◆ **Exercise**
Retype the listing that follows, exactly as written.

(Records that describe figures)
┏━━

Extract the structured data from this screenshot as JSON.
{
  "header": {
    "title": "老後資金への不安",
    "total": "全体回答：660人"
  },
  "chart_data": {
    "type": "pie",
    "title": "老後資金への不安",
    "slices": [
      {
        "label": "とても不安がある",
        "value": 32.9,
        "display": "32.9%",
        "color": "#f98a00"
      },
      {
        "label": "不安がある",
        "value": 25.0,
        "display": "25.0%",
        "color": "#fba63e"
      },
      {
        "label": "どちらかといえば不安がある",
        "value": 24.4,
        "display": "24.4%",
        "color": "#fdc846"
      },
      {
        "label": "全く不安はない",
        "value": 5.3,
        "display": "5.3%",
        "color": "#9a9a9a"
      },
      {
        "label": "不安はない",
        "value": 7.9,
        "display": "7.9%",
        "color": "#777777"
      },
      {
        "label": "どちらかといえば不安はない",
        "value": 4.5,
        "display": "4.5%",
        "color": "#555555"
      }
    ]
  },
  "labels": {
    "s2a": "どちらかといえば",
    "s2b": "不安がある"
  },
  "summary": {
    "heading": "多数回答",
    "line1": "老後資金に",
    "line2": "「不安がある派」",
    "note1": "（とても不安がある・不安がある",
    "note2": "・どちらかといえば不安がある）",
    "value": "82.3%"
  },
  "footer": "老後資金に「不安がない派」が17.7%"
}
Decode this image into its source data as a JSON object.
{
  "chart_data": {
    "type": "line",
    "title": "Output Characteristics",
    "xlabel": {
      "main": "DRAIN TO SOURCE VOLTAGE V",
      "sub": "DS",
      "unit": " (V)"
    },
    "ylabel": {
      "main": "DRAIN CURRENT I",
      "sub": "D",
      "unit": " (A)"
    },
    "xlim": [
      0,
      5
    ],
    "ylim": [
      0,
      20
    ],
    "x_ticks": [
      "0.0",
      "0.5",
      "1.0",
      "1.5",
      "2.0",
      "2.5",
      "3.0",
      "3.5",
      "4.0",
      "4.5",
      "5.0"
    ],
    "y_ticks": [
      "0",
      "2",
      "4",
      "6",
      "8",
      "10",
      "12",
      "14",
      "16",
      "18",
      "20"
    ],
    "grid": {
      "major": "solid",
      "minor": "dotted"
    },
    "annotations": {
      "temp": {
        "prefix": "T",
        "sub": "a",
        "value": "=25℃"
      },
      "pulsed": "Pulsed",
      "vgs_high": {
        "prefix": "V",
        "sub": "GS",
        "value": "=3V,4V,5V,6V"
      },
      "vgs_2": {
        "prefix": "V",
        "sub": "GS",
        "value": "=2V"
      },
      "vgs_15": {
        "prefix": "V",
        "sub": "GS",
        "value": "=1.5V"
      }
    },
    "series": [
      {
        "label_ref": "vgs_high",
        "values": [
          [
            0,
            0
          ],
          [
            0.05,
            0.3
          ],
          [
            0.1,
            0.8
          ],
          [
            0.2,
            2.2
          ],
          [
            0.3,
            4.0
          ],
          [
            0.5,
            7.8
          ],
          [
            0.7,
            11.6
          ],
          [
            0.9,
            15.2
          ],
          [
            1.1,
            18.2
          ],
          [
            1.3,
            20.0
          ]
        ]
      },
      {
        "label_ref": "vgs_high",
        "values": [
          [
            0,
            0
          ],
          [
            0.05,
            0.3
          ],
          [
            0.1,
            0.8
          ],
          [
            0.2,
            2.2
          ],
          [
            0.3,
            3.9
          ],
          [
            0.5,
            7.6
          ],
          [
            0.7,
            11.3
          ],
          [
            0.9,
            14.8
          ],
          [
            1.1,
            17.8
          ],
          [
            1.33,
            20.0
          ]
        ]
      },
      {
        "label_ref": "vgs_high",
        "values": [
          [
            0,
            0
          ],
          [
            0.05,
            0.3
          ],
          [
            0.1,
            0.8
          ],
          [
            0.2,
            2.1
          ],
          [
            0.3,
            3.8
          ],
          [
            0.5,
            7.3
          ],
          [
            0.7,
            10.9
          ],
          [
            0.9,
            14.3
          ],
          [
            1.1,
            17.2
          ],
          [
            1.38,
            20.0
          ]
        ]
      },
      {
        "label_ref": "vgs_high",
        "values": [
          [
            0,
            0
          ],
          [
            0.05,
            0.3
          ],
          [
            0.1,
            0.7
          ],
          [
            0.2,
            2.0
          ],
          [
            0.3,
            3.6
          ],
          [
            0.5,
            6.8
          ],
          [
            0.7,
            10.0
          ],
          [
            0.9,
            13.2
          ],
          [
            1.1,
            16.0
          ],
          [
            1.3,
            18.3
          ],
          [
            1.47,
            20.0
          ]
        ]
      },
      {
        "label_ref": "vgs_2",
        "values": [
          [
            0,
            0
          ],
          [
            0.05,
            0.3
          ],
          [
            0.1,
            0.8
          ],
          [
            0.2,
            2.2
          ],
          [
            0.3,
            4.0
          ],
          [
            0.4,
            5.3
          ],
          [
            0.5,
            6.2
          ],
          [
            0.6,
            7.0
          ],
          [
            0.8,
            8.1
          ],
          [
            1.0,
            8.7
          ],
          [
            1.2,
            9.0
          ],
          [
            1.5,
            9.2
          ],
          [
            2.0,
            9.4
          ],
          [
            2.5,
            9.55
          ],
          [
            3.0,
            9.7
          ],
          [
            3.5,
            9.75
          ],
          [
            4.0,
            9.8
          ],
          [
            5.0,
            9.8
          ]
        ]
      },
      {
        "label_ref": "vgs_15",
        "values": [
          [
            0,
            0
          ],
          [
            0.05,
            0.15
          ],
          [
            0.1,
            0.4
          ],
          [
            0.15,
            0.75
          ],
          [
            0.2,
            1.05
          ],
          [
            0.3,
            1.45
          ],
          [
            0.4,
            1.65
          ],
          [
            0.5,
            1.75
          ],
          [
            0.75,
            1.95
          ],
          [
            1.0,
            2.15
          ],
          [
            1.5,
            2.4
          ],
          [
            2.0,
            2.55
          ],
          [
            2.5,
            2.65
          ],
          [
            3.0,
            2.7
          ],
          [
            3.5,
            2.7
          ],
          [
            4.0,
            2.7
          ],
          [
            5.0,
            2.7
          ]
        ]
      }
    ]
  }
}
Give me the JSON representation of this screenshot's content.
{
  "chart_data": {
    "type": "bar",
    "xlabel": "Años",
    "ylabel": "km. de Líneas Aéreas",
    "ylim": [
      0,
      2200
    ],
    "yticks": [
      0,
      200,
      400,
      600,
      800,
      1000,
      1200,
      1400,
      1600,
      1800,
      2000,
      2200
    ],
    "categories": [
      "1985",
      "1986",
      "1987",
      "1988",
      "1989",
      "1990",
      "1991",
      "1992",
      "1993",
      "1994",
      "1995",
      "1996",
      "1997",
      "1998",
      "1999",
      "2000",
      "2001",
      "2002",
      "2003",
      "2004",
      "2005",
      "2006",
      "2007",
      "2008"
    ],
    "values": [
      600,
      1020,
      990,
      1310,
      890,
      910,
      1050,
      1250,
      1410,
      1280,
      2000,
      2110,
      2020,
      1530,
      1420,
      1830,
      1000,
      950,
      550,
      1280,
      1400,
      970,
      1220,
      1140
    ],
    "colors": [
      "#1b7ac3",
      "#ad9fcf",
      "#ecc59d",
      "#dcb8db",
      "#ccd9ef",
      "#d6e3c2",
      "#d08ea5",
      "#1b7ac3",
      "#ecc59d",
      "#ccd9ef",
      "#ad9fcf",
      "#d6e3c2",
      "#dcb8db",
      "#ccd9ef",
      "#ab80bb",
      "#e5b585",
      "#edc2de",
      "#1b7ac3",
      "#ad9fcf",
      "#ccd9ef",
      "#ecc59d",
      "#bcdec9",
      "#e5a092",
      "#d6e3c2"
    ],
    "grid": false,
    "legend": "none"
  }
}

┗━━

◆ **Written response**
Extract the structured data from this screenshot as JSON.
{
  "header": {
    "title": "老後資金への不安",
    "total": "全体回答：660人"
  },
  "chart_data": {
    "type": "pie",
    "title": "老後資金への不安",
    "slices": [
      {
        "label": "とても不安がある",
        "value": 32.9,
        "display": "32.9%",
        "color": "#f98a00"
      },
      {
        "label": "不安がある",
        "value": 25.0,
        "display": "25.0%",
        "color": "#fba63e"
      },
      {
        "label": "どちらかといえば不安がある",
        "value": 24.4,
        "display": "24.4%",
        "color": "#fdc846"
      },
      {
        "label": "全く不安はない",
        "value": 5.3,
        "display": "5.3%",
        "color": "#9a9a9a"
      },
      {
        "label": "不安はない",
        "value": 7.9,
        "display": "7.9%",
        "color": "#777777"
      },
      {
        "label": "どちらかといえば不安はない",
        "value": 4.5,
        "display": "4.5%",
        "color": "#555555"
      }
    ]
  },
  "labels": {
    "s2a": "どちらかといえば",
    "s2b": "不安がある"
  },
  "summary": {
    "heading": "多数回答",
    "line1": "老後資金に",
    "line2": "「不安がある派」",
    "note1": "（とても不安がある・不安がある",
    "note2": "・どちらかといえば不安がある）",
    "value": "82.3%"
  },
  "footer": "老後資金に「不安がない派」が17.7%"
}
Decode this image into its source data as a JSON object.
{
  "chart_data": {
    "type": "line",
    "title": "Output Characteristics",
    "xlabel": {
      "main": "DRAIN TO SOURCE VOLTAGE V",
      "sub": "DS",
      "unit": " (V)"
    },
    "ylabel": {
      "main": "DRAIN CURRENT I",
      "sub": "D",
      "unit": " (A)"
    },
    "xlim": [
      0,
      5
    ],
    "ylim": [
      0,
      20
    ],
    "x_ticks": [
      "0.0",
      "0.5",
      "1.0",
      "1.5",
      "2.0",
      "2.5",
      "3.0",
      "3.5",
      "4.0",
      "4.5",
      "5.0"
    ],
    "y_ticks": [
      "0",
      "2",
      "4",
      "6",
      "8",
      "10",
      "12",
      "14",
      "16",
      "18",
      "20"
    ],
    "grid": {
      "major": "solid",
      "minor": "dotted"
    },
    "annotations": {
      "temp": {
        "prefix": "T",
        "sub": "a",
        "value": "=25℃"
      },
      "pulsed": "Pulsed",
      "vgs_high": {
        "prefix": "V",
        "sub": "GS",
        "value": "=3V,4V,5V,6V"
      },
      "vgs_2": {
        "prefix": "V",
        "sub": "GS",
        "value": "=2V"
      },
      "vgs_15": {
        "prefix": "V",
        "sub": "GS",
        "value": "=1.5V"
      }
    },
    "series": [
      {
        "label_ref": "vgs_high",
        "values": [
          [
            0,
            0
          ],
          [
            0.05,
            0.3
          ],
          [
            0.1,
            0.8
          ],
          [
            0.2,
            2.2
          ],
          [
            0.3,
            4.0
          ],
          [
            0.5,
            7.8
          ],
          [
            0.7,
            11.6
          ],
          [
            0.9,
            15.2
          ],
          [
            1.1,
            18.2
          ],
          [
            1.3,
            20.0
          ]
        ]
      },
      {
        "label_ref": "vgs_high",
        "values": [
          [
            0,
            0
          ],
          [
            0.05,
            0.3
          ],
          [
            0.1,
            0.8
          ],
          [
            0.2,
            2.2
          ],
          [
            0.3,
            3.9
          ],
          [
            0.5,
            7.6
          ],
          [
            0.7,
            11.3
          ],
          [
            0.9,
            14.8
          ],
          [
            1.1,
            17.8
          ],
          [
            1.33,
            20.0
          ]
        ]
      },
      {
        "label_ref": "vgs_high",
        "values": [
          [
            0,
            0
          ],
          [
            0.05,
            0.3
          ],
          [
            0.1,
            0.8
          ],
          [
            0.2,
            2.1
          ],
          [
            0.3,
            3.8
          ],
          [
            0.5,
            7.3
          ],
          [
            0.7,
            10.9
          ],
          [
            0.9,
            14.3
          ],
          [
            1.1,
            17.2
          ],
          [
            1.38,
            20.0
          ]
        ]
      },
      {
        "label_ref": "vgs_high",
        "values": [
          [
            0,
            0
          ],
          [
            0.05,
            0.3
          ],
          [
            0.1,
            0.7
          ],
          [
            0.2,
            2.0
          ],
          [
            0.3,
            3.6
          ],
          [
            0.5,
            6.8
          ],
          [
            0.7,
            10.0
          ],
          [
            0.9,
            13.2
          ],
          [
            1.1,
            16.0
          ],
          [
            1.3,
            18.3
          ],
          [
            1.47,
            20.0
          ]
        ]
      },
      {
        "label_ref": "vgs_2",
        "values": [
          [
            0,
            0
          ],
          [
            0.05,
            0.3
          ],
          [
            0.1,
            0.8
          ],
          [
            0.2,
            2.2
          ],
          [
            0.3,
            4.0
          ],
          [
            0.4,
            5.3
          ],
          [
            0.5,
            6.2
          ],
          [
            0.6,
            7.0
          ],
          [
            0.8,
            8.1
          ],
          [
            1.0,
            8.7
          ],
          [
            1.2,
            9.0
          ],
          [
            1.5,
            9.2
          ],
          [
            2.0,
            9.4
          ],
          [
            2.5,
            9.55
          ],
          [
            3.0,
            9.7
          ],
          [
            3.5,
            9.75
          ],
          [
            4.0,
            9.8
          ],
          [
            5.0,
            9.8
          ]
        ]
      },
      {
        "label_ref": "vgs_15",
        "values": [
          [
            0,
            0
          ],
          [
            0.05,
            0.15
          ],
          [
            0.1,
            0.4
          ],
          [
            0.15,
            0.75
          ],
          [
            0.2,
            1.05
          ],
          [
            0.3,
            1.45
          ],
          [
            0.4,
            1.65
          ],
          [
            0.5,
            1.75
          ],
          [
            0.75,
            1.95
          ],
          [
            1.0,
            2.15
          ],
          [
            1.5,
            2.4
          ],
          [
            2.0,
            2.55
          ],
          [
            2.5,
            2.65
          ],
          [
            3.0,
            2.7
          ],
          [
            3.5,
            2.7
          ],
          [
            4.0,
            2.7
          ],
          [
            5.0,
            2.7
          ]
        ]
      }
    ]
  }
}
Give me the JSON representation of this screenshot's content.
{
  "chart_data": {
    "type": "bar",
    "xlabel": "Años",
    "ylabel": "km. de Líneas Aéreas",
    "ylim": [
      0,
      2200
    ],
    "yticks": [
      0,
      200,
      400,
      600,
      800,
      1000,
      1200,
      1400,
      1600,
      1800,
      2000,
      2200
    ],
    "categories": [
      "1985",
      "1986",
      "1987",
      "1988",
      "1989",
      "1990",
      "1991",
      "1992",
      "1993",
      "1994",
      "1995",
      "1996",
      "1997",
      "1998",
      "1999",
      "2000",
      "2001",
      "2002",
      "2003",
      "2004",
      "2005",
      "2006",
      "2007",
      "2008"
    ],
    "values": [
      600,
      1020,
      990,
      1310,
      890,
      910,
      1050,
      1250,
      1410,
      1280,
      2000,
      2110,
      2020,
      1530,
      1420,
      1830,
      1000,
      950,
      550,
      1280,
      1400,
      970,
      1220,
      1140
    ],
    "colors": [
      "#1b7ac3",
      "#ad9fcf",
      "#ecc59d",
      "#dcb8db",
      "#ccd9ef",
      "#d6e3c2",
      "#d08ea5",
      "#1b7ac3",
      "#ecc59d",
      "#ccd9ef",
      "#ad9fcf",
      "#d6e3c2",
      "#dcb8db",
      "#ccd9ef",
      "#ab80bb",
      "#e5b585",
      "#edc2de",
      "#1b7ac3",
      "#ad9fcf",
      "#ccd9ef",
      "#ecc59d",
      "#bcdec9",
      "#e5a092",
      "#d6e3c2"
    ],
    "grid": false,
    "legend": "none"
  }
}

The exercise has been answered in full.